Skip the pictures. Repeat everything else in the records word for word.

Some records:
+++

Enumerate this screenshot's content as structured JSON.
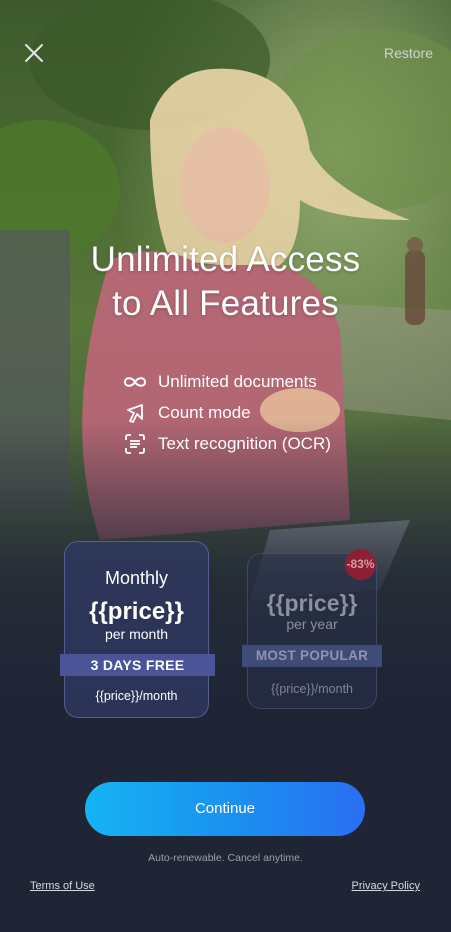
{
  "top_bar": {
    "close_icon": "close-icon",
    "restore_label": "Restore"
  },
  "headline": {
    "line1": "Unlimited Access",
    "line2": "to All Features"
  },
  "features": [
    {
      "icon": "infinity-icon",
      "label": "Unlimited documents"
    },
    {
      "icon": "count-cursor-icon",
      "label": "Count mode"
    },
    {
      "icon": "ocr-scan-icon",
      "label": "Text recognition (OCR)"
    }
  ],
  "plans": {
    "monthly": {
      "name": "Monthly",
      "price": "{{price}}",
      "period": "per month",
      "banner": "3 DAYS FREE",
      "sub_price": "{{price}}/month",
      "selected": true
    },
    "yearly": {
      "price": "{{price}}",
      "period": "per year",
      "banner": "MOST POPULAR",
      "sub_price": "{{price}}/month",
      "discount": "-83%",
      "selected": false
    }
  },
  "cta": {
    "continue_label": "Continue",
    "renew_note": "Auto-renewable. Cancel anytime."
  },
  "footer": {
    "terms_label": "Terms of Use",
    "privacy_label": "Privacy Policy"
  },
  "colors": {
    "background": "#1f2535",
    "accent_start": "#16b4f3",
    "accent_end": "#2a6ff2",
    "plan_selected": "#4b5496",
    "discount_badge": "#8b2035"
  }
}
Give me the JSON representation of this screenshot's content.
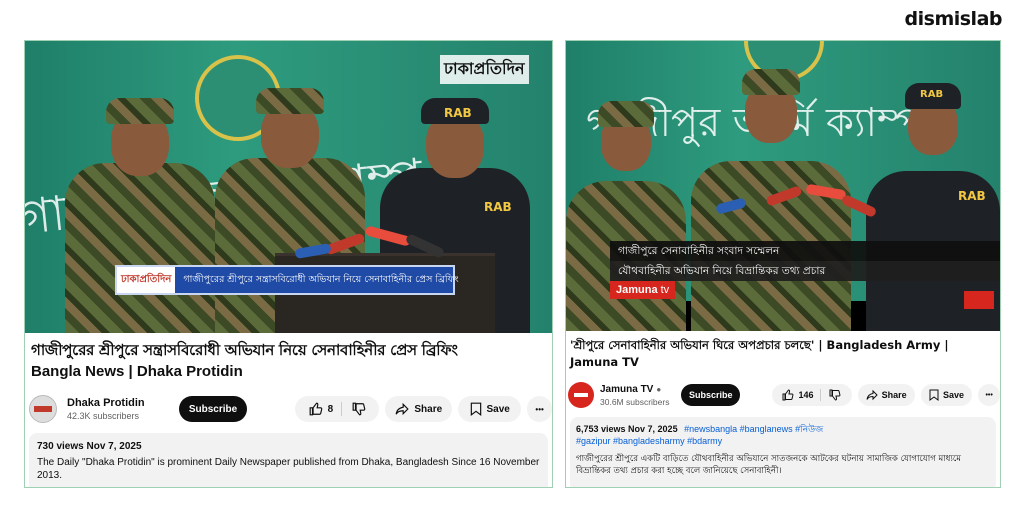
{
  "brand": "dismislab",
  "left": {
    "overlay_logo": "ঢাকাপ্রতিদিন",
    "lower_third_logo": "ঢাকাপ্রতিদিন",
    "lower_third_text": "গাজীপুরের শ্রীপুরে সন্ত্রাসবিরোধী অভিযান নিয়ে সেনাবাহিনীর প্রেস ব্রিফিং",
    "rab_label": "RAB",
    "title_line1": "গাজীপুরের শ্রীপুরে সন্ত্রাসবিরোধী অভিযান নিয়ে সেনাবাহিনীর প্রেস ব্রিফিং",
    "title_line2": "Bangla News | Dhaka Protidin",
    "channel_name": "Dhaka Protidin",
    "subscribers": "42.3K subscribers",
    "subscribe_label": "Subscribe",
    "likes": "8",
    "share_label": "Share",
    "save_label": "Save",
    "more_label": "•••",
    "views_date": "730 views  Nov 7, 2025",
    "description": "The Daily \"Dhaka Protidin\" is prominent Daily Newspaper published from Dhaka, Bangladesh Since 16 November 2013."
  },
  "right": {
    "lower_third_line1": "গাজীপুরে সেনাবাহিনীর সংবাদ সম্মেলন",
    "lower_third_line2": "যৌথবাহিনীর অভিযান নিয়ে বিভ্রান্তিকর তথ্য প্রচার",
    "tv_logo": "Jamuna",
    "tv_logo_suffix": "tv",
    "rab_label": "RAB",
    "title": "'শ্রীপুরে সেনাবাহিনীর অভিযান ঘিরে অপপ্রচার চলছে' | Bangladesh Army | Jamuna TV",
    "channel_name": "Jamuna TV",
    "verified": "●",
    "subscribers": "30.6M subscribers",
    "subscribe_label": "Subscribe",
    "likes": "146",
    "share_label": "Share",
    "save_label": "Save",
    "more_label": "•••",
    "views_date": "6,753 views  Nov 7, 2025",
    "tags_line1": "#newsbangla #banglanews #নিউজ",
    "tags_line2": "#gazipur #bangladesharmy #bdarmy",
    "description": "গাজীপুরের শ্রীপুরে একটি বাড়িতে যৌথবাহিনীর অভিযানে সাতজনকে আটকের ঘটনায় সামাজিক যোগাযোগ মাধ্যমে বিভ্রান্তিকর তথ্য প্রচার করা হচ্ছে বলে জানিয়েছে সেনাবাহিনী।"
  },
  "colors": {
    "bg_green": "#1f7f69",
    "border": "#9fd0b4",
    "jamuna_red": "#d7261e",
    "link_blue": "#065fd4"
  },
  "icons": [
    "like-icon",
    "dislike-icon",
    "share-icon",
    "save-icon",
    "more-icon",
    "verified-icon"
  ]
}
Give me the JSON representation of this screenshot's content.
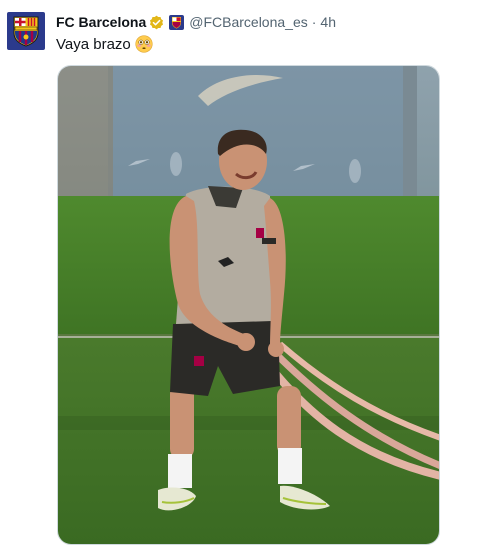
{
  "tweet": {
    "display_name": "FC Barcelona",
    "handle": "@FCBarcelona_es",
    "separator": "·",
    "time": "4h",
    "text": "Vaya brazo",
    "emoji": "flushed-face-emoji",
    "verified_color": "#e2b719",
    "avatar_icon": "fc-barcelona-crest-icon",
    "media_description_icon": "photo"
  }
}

+++

Exercise result.
Enumerate this screenshot's content as structured JSON.
{
  "top_bar": {
    "close_icon": "close-icon",
    "restore_label": "Restore"
  },
  "headline": {
    "line1": "Unlimited Access",
    "line2": "to All Features"
  },
  "features": [
    {
      "icon": "infinity-icon",
      "label": "Unlimited documents"
    },
    {
      "icon": "count-cursor-icon",
      "label": "Count mode"
    },
    {
      "icon": "ocr-scan-icon",
      "label": "Text recognition (OCR)"
    }
  ],
  "plans": {
    "monthly": {
      "name": "Monthly",
      "price": "{{price}}",
      "period": "per month",
      "banner": "3 DAYS FREE",
      "sub_price": "{{price}}/month",
      "selected": true
    },
    "yearly": {
      "price": "{{price}}",
      "period": "per year",
      "banner": "MOST POPULAR",
      "sub_price": "{{price}}/month",
      "discount": "-83%",
      "selected": false
    }
  },
  "cta": {
    "continue_label": "Continue",
    "renew_note": "Auto-renewable. Cancel anytime."
  },
  "footer": {
    "terms_label": "Terms of Use",
    "privacy_label": "Privacy Policy"
  },
  "colors": {
    "background": "#1f2535",
    "accent_start": "#16b4f3",
    "accent_end": "#2a6ff2",
    "plan_selected": "#4b5496",
    "discount_badge": "#8b2035"
  }
}
Give me the JSON representation of this screenshot's content.
{
  "brand": "dismislab",
  "left": {
    "overlay_logo": "ঢাকাপ্রতিদিন",
    "lower_third_logo": "ঢাকাপ্রতিদিন",
    "lower_third_text": "গাজীপুরের শ্রীপুরে সন্ত্রাসবিরোধী অভিযান নিয়ে সেনাবাহিনীর প্রেস ব্রিফিং",
    "rab_label": "RAB",
    "title_line1": "গাজীপুরের শ্রীপুরে সন্ত্রাসবিরোধী অভিযান নিয়ে সেনাবাহিনীর প্রেস ব্রিফিং",
    "title_line2": "Bangla News | Dhaka Protidin",
    "channel_name": "Dhaka Protidin",
    "subscribers": "42.3K subscribers",
    "subscribe_label": "Subscribe",
    "likes": "8",
    "share_label": "Share",
    "save_label": "Save",
    "more_label": "•••",
    "views_date": "730 views  Nov 7, 2025",
    "description": "The Daily \"Dhaka Protidin\" is prominent Daily Newspaper published from Dhaka, Bangladesh Since 16 November 2013."
  },
  "right": {
    "lower_third_line1": "গাজীপুরে সেনাবাহিনীর সংবাদ সম্মেলন",
    "lower_third_line2": "যৌথবাহিনীর অভিযান নিয়ে বিভ্রান্তিকর তথ্য প্রচার",
    "tv_logo": "Jamuna",
    "tv_logo_suffix": "tv",
    "rab_label": "RAB",
    "title": "'শ্রীপুরে সেনাবাহিনীর অভিযান ঘিরে অপপ্রচার চলছে' | Bangladesh Army | Jamuna TV",
    "channel_name": "Jamuna TV",
    "verified": "●",
    "subscribers": "30.6M subscribers",
    "subscribe_label": "Subscribe",
    "likes": "146",
    "share_label": "Share",
    "save_label": "Save",
    "more_label": "•••",
    "views_date": "6,753 views  Nov 7, 2025",
    "tags_line1": "#newsbangla #banglanews #নিউজ",
    "tags_line2": "#gazipur #bangladesharmy #bdarmy",
    "description": "গাজীপুরের শ্রীপুরে একটি বাড়িতে যৌথবাহিনীর অভিযানে সাতজনকে আটকের ঘটনায় সামাজিক যোগাযোগ মাধ্যমে বিভ্রান্তিকর তথ্য প্রচার করা হচ্ছে বলে জানিয়েছে সেনাবাহিনী।"
  },
  "colors": {
    "bg_green": "#1f7f69",
    "border": "#9fd0b4",
    "jamuna_red": "#d7261e",
    "link_blue": "#065fd4"
  },
  "icons": [
    "like-icon",
    "dislike-icon",
    "share-icon",
    "save-icon",
    "more-icon",
    "verified-icon"
  ]
}
Give me the JSON representation of this screenshot's content.
{
  "tweet": {
    "display_name": "FC Barcelona",
    "handle": "@FCBarcelona_es",
    "separator": "·",
    "time": "4h",
    "text": "Vaya brazo",
    "emoji": "flushed-face-emoji",
    "verified_color": "#e2b719",
    "avatar_icon": "fc-barcelona-crest-icon",
    "media_description_icon": "photo"
  }
}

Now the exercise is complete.